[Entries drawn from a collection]

++++++++++

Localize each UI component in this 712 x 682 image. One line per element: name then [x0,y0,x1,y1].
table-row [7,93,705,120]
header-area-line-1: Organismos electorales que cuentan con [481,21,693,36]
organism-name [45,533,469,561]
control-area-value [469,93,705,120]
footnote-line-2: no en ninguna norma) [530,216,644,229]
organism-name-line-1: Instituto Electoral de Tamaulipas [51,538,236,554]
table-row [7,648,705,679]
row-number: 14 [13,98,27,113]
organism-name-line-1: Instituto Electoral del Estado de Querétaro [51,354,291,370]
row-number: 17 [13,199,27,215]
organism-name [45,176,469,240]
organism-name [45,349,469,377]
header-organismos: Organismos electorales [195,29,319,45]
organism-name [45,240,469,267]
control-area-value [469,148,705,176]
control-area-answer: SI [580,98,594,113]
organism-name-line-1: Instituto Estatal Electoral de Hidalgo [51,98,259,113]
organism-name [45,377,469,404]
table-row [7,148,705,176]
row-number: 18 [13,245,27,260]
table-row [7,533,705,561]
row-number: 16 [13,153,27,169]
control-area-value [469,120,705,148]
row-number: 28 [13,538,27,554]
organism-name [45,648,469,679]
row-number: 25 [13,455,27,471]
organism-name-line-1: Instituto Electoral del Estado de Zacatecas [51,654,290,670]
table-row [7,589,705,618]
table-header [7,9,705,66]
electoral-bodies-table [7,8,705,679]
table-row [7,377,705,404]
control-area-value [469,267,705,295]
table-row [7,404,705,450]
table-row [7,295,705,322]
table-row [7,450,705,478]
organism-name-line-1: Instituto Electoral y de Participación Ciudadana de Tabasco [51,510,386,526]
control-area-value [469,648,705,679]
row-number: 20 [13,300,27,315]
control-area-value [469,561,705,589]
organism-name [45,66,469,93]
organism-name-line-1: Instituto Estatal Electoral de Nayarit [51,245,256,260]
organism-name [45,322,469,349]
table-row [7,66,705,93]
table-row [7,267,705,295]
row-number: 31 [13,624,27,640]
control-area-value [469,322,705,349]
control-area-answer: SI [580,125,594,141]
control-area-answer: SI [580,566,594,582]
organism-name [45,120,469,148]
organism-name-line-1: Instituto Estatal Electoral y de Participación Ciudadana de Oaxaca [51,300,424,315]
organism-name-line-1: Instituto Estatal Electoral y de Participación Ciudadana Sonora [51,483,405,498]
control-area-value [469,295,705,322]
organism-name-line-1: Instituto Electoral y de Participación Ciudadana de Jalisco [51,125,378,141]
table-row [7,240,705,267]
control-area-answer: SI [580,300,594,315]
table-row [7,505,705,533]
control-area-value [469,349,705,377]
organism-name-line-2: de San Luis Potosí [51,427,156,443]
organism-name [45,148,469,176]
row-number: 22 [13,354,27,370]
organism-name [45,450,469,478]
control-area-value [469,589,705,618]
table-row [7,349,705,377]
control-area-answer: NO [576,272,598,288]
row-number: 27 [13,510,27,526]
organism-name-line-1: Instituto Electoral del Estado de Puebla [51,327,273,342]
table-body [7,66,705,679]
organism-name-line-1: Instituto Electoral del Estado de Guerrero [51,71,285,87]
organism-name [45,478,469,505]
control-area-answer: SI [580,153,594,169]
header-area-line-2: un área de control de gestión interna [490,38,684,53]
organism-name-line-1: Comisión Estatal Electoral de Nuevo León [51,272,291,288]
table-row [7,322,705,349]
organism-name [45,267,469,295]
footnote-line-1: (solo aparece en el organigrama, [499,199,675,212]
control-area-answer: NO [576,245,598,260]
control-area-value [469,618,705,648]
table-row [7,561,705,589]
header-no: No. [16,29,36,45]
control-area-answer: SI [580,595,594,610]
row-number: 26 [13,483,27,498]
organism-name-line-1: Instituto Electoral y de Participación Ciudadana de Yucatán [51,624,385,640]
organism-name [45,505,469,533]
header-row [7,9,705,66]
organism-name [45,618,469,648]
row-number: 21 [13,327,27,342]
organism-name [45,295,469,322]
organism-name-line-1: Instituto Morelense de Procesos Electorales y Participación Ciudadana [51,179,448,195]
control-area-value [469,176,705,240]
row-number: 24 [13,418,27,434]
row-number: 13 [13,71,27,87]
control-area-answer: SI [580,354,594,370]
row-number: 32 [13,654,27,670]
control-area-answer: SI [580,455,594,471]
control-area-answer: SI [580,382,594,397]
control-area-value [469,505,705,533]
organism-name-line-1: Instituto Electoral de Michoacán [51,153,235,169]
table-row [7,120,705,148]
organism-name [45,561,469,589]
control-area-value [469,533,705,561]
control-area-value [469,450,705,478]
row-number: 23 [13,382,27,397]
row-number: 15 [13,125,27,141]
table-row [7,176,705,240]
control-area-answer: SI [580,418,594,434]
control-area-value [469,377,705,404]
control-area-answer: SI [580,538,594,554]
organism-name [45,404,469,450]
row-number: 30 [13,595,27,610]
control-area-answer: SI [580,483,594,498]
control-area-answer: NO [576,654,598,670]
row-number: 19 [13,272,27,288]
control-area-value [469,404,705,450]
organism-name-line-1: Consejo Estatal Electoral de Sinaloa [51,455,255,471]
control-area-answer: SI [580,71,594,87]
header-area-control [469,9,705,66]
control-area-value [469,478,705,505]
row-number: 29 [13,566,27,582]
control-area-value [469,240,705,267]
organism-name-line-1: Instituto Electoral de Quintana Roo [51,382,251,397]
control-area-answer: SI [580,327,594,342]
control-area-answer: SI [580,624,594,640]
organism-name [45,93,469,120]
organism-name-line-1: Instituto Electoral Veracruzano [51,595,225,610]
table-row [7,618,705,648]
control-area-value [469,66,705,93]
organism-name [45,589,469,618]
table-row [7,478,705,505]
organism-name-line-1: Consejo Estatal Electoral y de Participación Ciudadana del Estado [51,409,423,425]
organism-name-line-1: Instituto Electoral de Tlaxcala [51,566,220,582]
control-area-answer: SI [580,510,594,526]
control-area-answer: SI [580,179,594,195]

++++++++++

Could you copy out all of the data above, line for line, without changing anything?

Reply —
Localize each UI component in this 712 x 682 image. One line per element: name then [x0,y0,x1,y1].
table-row [7,93,705,120]
header-area-line-1: Organismos electorales que cuentan con [481,21,693,36]
organism-name [45,533,469,561]
control-area-value [469,93,705,120]
footnote-line-2: no en ninguna norma) [530,216,644,229]
organism-name-line-1: Instituto Electoral de Tamaulipas [51,538,236,554]
table-row [7,648,705,679]
row-number: 14 [13,98,27,113]
organism-name-line-1: Instituto Electoral del Estado de Querétaro [51,354,291,370]
row-number: 17 [13,199,27,215]
organism-name [45,176,469,240]
organism-name [45,349,469,377]
header-organismos: Organismos electorales [195,29,319,45]
organism-name [45,240,469,267]
control-area-value [469,148,705,176]
control-area-answer: SI [580,98,594,113]
organism-name-line-1: Instituto Estatal Electoral de Hidalgo [51,98,259,113]
organism-name [45,377,469,404]
table-row [7,148,705,176]
row-number: 18 [13,245,27,260]
table-row [7,533,705,561]
row-number: 16 [13,153,27,169]
control-area-value [469,120,705,148]
row-number: 28 [13,538,27,554]
organism-name [45,648,469,679]
row-number: 25 [13,455,27,471]
organism-name-line-1: Instituto Electoral del Estado de Zacatecas [51,654,290,670]
table-row [7,589,705,618]
table-header [7,9,705,66]
electoral-bodies-table [7,8,705,679]
table-row [7,377,705,404]
control-area-value [469,267,705,295]
table-row [7,404,705,450]
table-row [7,295,705,322]
table-row [7,450,705,478]
organism-name-line-1: Instituto Electoral y de Participación Ciudadana de Tabasco [51,510,386,526]
control-area-value [469,648,705,679]
row-number: 20 [13,300,27,315]
control-area-value [469,561,705,589]
organism-name [45,66,469,93]
organism-name-line-1: Instituto Estatal Electoral de Nayarit [51,245,256,260]
organism-name [45,322,469,349]
table-row [7,66,705,93]
table-row [7,267,705,295]
row-number: 31 [13,624,27,640]
control-area-value [469,322,705,349]
control-area-answer: SI [580,125,594,141]
control-area-answer: SI [580,566,594,582]
organism-name [45,120,469,148]
organism-name-line-1: Instituto Estatal Electoral y de Participación Ciudadana de Oaxaca [51,300,424,315]
organism-name-line-1: Instituto Estatal Electoral y de Participación Ciudadana Sonora [51,483,405,498]
control-area-value [469,295,705,322]
organism-name-line-1: Instituto Electoral y de Participación Ciudadana de Jalisco [51,125,378,141]
table-row [7,240,705,267]
control-area-answer: SI [580,300,594,315]
table-row [7,505,705,533]
control-area-value [469,349,705,377]
organism-name-line-2: de San Luis Potosí [51,427,156,443]
organism-name [45,148,469,176]
row-number: 22 [13,354,27,370]
organism-name [45,450,469,478]
control-area-value [469,589,705,618]
table-row [7,349,705,377]
control-area-answer: NO [576,272,598,288]
row-number: 27 [13,510,27,526]
organism-name-line-1: Instituto Electoral del Estado de Puebla [51,327,273,342]
table-body [7,66,705,679]
organism-name-line-1: Instituto Electoral del Estado de Guerrero [51,71,285,87]
organism-name [45,478,469,505]
control-area-answer: SI [580,153,594,169]
header-area-line-2: un área de control de gestión interna [490,38,684,53]
organism-name-line-1: Comisión Estatal Electoral de Nuevo León [51,272,291,288]
table-row [7,322,705,349]
organism-name [45,267,469,295]
footnote-line-1: (solo aparece en el organigrama, [499,199,675,212]
control-area-answer: NO [576,245,598,260]
control-area-value [469,618,705,648]
table-row [7,561,705,589]
header-no: No. [16,29,36,45]
control-area-answer: SI [580,595,594,610]
row-number: 26 [13,483,27,498]
organism-name-line-1: Instituto Electoral y de Participación Ciudadana de Yucatán [51,624,385,640]
organism-name [45,505,469,533]
header-row [7,9,705,66]
organism-name [45,618,469,648]
row-number: 21 [13,327,27,342]
organism-name [45,295,469,322]
organism-name-line-1: Instituto Morelense de Procesos Electorales y Participación Ciudadana [51,179,448,195]
control-area-value [469,176,705,240]
row-number: 24 [13,418,27,434]
row-number: 13 [13,71,27,87]
control-area-answer: SI [580,354,594,370]
row-number: 32 [13,654,27,670]
control-area-answer: SI [580,455,594,471]
control-area-answer: SI [580,382,594,397]
control-area-value [469,505,705,533]
organism-name-line-1: Instituto Electoral de Michoacán [51,153,235,169]
table-row [7,120,705,148]
organism-name [45,561,469,589]
control-area-value [469,533,705,561]
control-area-value [469,450,705,478]
row-number: 23 [13,382,27,397]
row-number: 15 [13,125,27,141]
table-row [7,176,705,240]
control-area-answer: SI [580,418,594,434]
control-area-value [469,377,705,404]
control-area-answer: SI [580,538,594,554]
organism-name [45,404,469,450]
row-number: 30 [13,595,27,610]
control-area-answer: SI [580,483,594,498]
control-area-answer: NO [576,654,598,670]
row-number: 19 [13,272,27,288]
control-area-value [469,404,705,450]
organism-name-line-1: Consejo Estatal Electoral de Sinaloa [51,455,255,471]
control-area-answer: SI [580,71,594,87]
header-area-control [469,9,705,66]
control-area-value [469,478,705,505]
row-number: 29 [13,566,27,582]
control-area-value [469,240,705,267]
organism-name-line-1: Instituto Electoral de Quintana Roo [51,382,251,397]
control-area-answer: SI [580,327,594,342]
control-area-answer: SI [580,624,594,640]
organism-name [45,93,469,120]
organism-name-line-1: Instituto Electoral Veracruzano [51,595,225,610]
table-row [7,618,705,648]
control-area-value [469,66,705,93]
organism-name [45,589,469,618]
table-row [7,478,705,505]
organism-name-line-1: Consejo Estatal Electoral y de Participación Ciudadana del Estado [51,409,423,425]
organism-name-line-1: Instituto Electoral de Tlaxcala [51,566,220,582]
control-area-answer: SI [580,510,594,526]
control-area-answer: SI [580,179,594,195]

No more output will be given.